§ **Instructions to follow**
Repeat the material verbatim. Images are excluded from the copy.

* begin Raw data *

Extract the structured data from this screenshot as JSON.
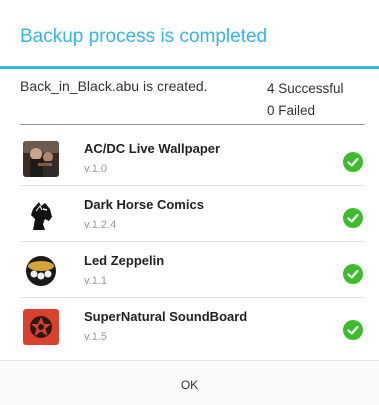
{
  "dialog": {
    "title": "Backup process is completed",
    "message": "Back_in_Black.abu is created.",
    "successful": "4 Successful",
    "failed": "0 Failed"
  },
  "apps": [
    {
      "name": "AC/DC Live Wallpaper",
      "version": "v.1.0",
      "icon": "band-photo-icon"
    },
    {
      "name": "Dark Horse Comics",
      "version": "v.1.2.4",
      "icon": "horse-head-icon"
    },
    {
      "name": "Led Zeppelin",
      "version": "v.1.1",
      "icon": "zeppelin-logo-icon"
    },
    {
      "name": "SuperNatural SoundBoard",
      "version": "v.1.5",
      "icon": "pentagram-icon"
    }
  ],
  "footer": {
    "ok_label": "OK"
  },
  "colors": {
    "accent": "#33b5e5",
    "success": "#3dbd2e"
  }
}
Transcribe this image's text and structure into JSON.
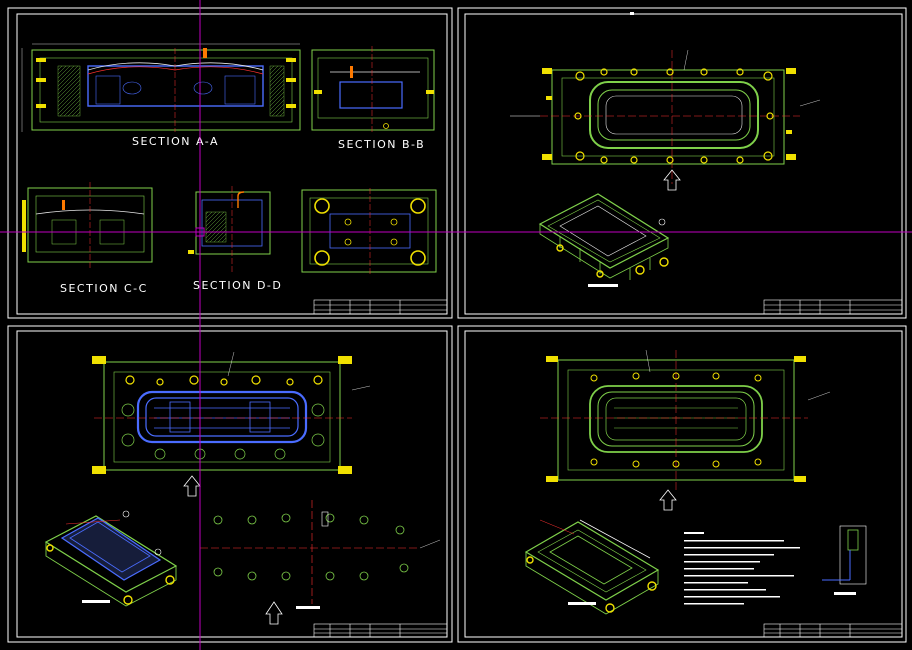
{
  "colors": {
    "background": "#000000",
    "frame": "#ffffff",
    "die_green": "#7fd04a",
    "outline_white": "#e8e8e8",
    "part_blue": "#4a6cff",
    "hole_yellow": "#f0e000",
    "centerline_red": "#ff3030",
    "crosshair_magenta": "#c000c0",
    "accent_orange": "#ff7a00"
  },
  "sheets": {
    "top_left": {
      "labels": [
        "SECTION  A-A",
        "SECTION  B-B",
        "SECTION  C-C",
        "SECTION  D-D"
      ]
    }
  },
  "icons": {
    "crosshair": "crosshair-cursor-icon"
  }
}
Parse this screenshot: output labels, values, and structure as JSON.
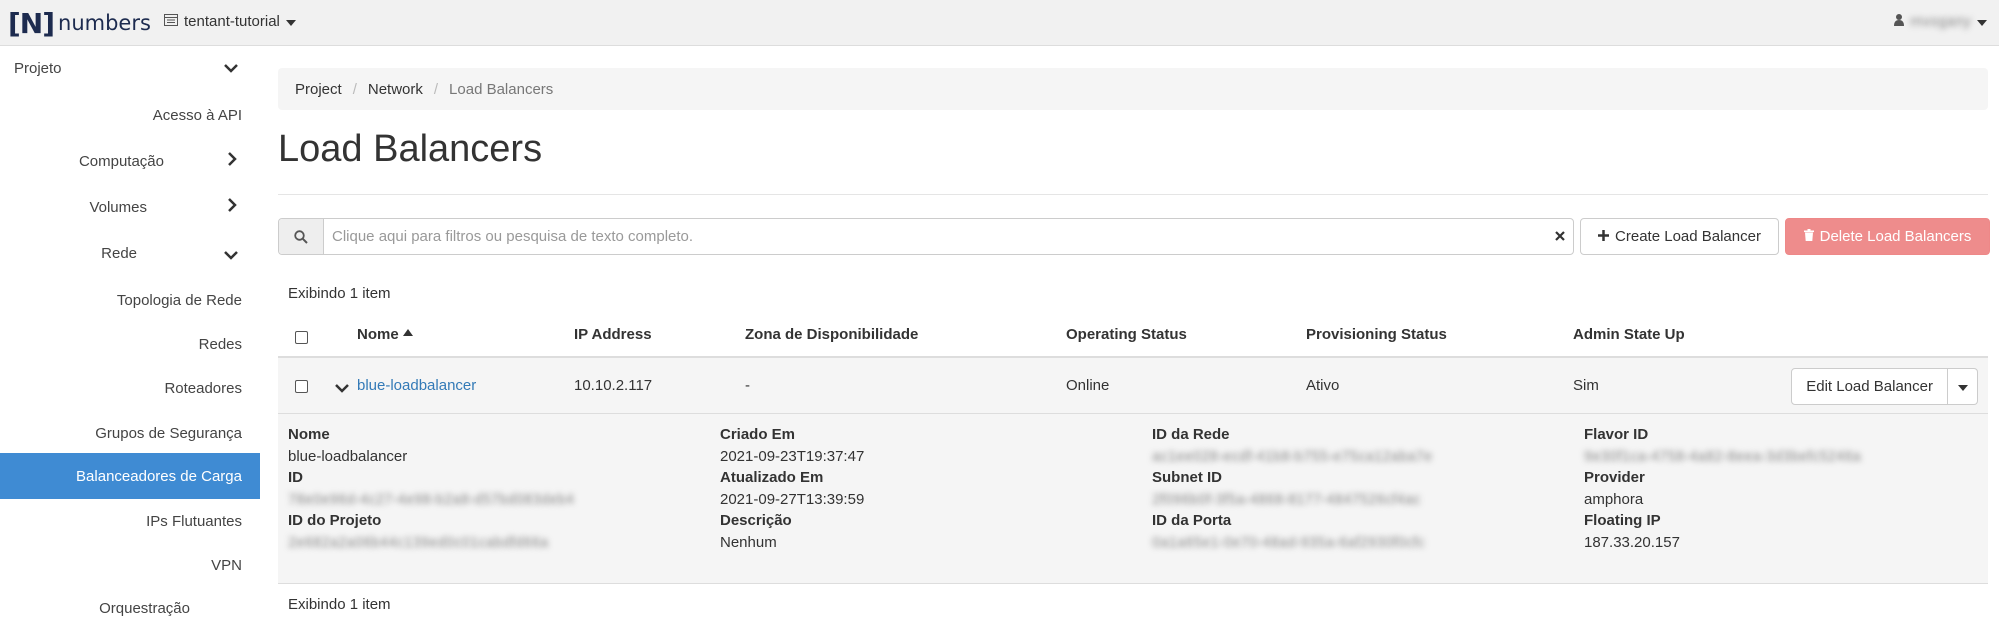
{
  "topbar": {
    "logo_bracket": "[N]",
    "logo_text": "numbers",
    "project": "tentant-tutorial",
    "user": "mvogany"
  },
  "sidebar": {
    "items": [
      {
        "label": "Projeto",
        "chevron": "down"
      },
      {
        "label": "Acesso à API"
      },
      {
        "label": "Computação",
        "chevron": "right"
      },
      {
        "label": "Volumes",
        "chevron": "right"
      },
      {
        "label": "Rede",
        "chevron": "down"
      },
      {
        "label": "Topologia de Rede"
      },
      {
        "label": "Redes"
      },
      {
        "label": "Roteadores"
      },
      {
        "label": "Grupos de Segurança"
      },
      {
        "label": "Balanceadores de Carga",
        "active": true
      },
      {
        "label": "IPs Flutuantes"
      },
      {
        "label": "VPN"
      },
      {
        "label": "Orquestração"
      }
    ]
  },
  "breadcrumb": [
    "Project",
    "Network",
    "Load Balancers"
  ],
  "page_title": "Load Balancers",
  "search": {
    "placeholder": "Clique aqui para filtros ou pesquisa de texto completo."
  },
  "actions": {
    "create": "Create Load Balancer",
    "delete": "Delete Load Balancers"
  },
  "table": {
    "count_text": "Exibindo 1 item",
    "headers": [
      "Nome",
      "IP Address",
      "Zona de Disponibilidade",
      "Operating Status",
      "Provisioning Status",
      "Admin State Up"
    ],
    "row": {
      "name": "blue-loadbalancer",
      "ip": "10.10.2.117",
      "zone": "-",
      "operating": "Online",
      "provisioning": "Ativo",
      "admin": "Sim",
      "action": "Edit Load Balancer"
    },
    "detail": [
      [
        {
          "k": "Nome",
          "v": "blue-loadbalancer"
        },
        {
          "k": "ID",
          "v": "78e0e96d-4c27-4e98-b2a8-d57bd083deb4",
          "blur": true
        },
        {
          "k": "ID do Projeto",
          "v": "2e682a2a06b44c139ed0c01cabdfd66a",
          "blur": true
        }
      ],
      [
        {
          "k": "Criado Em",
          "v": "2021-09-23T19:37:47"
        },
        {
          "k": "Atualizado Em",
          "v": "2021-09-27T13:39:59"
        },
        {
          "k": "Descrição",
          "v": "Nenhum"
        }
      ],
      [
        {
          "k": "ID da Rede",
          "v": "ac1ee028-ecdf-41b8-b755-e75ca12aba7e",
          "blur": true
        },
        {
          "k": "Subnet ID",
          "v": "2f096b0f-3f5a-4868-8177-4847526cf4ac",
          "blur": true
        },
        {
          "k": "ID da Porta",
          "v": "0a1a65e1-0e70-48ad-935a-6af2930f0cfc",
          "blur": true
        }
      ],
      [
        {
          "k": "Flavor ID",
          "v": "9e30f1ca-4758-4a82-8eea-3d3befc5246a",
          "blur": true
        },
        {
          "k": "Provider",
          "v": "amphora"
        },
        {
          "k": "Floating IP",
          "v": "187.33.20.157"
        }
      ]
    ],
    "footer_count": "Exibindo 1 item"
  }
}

* end Raw data *

§ **Expected output**
Extract the structured data from this screenshot as JSON.
{
  "dialog": {
    "title": "Backup process is completed",
    "message": "Back_in_Black.abu is created.",
    "successful": "4 Successful",
    "failed": "0 Failed"
  },
  "apps": [
    {
      "name": "AC/DC Live Wallpaper",
      "version": "v.1.0",
      "icon": "band-photo-icon"
    },
    {
      "name": "Dark Horse Comics",
      "version": "v.1.2.4",
      "icon": "horse-head-icon"
    },
    {
      "name": "Led Zeppelin",
      "version": "v.1.1",
      "icon": "zeppelin-logo-icon"
    },
    {
      "name": "SuperNatural SoundBoard",
      "version": "v.1.5",
      "icon": "pentagram-icon"
    }
  ],
  "footer": {
    "ok_label": "OK"
  },
  "colors": {
    "accent": "#33b5e5",
    "success": "#3dbd2e"
  }
}
Transcribe this image's text and structure into JSON.
{
  "colors": {
    "background": "#000000",
    "frame": "#ffffff",
    "die_green": "#7fd04a",
    "outline_white": "#e8e8e8",
    "part_blue": "#4a6cff",
    "hole_yellow": "#f0e000",
    "centerline_red": "#ff3030",
    "crosshair_magenta": "#c000c0",
    "accent_orange": "#ff7a00"
  },
  "sheets": {
    "top_left": {
      "labels": [
        "SECTION  A-A",
        "SECTION  B-B",
        "SECTION  C-C",
        "SECTION  D-D"
      ]
    }
  },
  "icons": {
    "crosshair": "crosshair-cursor-icon"
  }
}
Parse this screenshot: output labels, values, and structure as JSON.
{
  "topbar": {
    "logo_bracket": "[N]",
    "logo_text": "numbers",
    "project": "tentant-tutorial",
    "user": "mvogany"
  },
  "sidebar": {
    "items": [
      {
        "label": "Projeto",
        "chevron": "down"
      },
      {
        "label": "Acesso à API"
      },
      {
        "label": "Computação",
        "chevron": "right"
      },
      {
        "label": "Volumes",
        "chevron": "right"
      },
      {
        "label": "Rede",
        "chevron": "down"
      },
      {
        "label": "Topologia de Rede"
      },
      {
        "label": "Redes"
      },
      {
        "label": "Roteadores"
      },
      {
        "label": "Grupos de Segurança"
      },
      {
        "label": "Balanceadores de Carga",
        "active": true
      },
      {
        "label": "IPs Flutuantes"
      },
      {
        "label": "VPN"
      },
      {
        "label": "Orquestração"
      }
    ]
  },
  "breadcrumb": [
    "Project",
    "Network",
    "Load Balancers"
  ],
  "page_title": "Load Balancers",
  "search": {
    "placeholder": "Clique aqui para filtros ou pesquisa de texto completo."
  },
  "actions": {
    "create": "Create Load Balancer",
    "delete": "Delete Load Balancers"
  },
  "table": {
    "count_text": "Exibindo 1 item",
    "headers": [
      "Nome",
      "IP Address",
      "Zona de Disponibilidade",
      "Operating Status",
      "Provisioning Status",
      "Admin State Up"
    ],
    "row": {
      "name": "blue-loadbalancer",
      "ip": "10.10.2.117",
      "zone": "-",
      "operating": "Online",
      "provisioning": "Ativo",
      "admin": "Sim",
      "action": "Edit Load Balancer"
    },
    "detail": [
      [
        {
          "k": "Nome",
          "v": "blue-loadbalancer"
        },
        {
          "k": "ID",
          "v": "78e0e96d-4c27-4e98-b2a8-d57bd083deb4",
          "blur": true
        },
        {
          "k": "ID do Projeto",
          "v": "2e682a2a06b44c139ed0c01cabdfd66a",
          "blur": true
        }
      ],
      [
        {
          "k": "Criado Em",
          "v": "2021-09-23T19:37:47"
        },
        {
          "k": "Atualizado Em",
          "v": "2021-09-27T13:39:59"
        },
        {
          "k": "Descrição",
          "v": "Nenhum"
        }
      ],
      [
        {
          "k": "ID da Rede",
          "v": "ac1ee028-ecdf-41b8-b755-e75ca12aba7e",
          "blur": true
        },
        {
          "k": "Subnet ID",
          "v": "2f096b0f-3f5a-4868-8177-4847526cf4ac",
          "blur": true
        },
        {
          "k": "ID da Porta",
          "v": "0a1a65e1-0e70-48ad-935a-6af2930f0cfc",
          "blur": true
        }
      ],
      [
        {
          "k": "Flavor ID",
          "v": "9e30f1ca-4758-4a82-8eea-3d3befc5246a",
          "blur": true
        },
        {
          "k": "Provider",
          "v": "amphora"
        },
        {
          "k": "Floating IP",
          "v": "187.33.20.157"
        }
      ]
    ],
    "footer_count": "Exibindo 1 item"
  }
}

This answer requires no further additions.